[Start EXERCISE INPUT]

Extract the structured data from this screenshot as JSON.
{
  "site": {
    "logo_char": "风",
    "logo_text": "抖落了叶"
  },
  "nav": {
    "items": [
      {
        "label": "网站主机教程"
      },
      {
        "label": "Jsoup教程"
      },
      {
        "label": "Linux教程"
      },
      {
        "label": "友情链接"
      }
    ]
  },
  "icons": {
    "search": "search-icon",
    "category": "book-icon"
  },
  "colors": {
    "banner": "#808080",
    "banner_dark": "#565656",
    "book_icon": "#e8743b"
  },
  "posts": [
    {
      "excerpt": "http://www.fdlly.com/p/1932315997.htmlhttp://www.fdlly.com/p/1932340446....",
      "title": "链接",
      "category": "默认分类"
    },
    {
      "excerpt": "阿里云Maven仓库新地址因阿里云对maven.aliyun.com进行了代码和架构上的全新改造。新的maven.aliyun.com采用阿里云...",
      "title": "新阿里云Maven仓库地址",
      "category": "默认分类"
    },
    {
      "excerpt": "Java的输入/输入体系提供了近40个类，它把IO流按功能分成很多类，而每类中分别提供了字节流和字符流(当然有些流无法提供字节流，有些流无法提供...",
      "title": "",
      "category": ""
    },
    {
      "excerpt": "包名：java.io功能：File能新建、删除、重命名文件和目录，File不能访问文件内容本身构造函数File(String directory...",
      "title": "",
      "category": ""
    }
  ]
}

[End EXERCISE INPUT]
[Start EXERCISE INPUT]

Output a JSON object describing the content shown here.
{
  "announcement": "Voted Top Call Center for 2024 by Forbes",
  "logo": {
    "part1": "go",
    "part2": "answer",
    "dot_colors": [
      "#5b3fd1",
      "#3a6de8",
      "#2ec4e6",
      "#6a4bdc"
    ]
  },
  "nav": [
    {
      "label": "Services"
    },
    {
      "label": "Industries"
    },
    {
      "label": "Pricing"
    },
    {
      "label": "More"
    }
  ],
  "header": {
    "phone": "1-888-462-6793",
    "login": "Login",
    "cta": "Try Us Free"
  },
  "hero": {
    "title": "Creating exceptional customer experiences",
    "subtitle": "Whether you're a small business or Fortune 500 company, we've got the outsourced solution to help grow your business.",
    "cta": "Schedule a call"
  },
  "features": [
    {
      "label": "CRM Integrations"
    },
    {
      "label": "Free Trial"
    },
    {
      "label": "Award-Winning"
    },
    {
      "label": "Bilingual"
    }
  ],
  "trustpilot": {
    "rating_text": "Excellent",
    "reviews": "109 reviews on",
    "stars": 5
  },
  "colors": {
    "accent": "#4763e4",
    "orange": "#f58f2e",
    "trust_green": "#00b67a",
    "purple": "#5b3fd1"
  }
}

[End EXERCISE INPUT]

■ **REQUIRED WORK**: Provide only the number of lines in the records containing the string "excerpt".

■ **RESULT FOR THIS TASK**: 4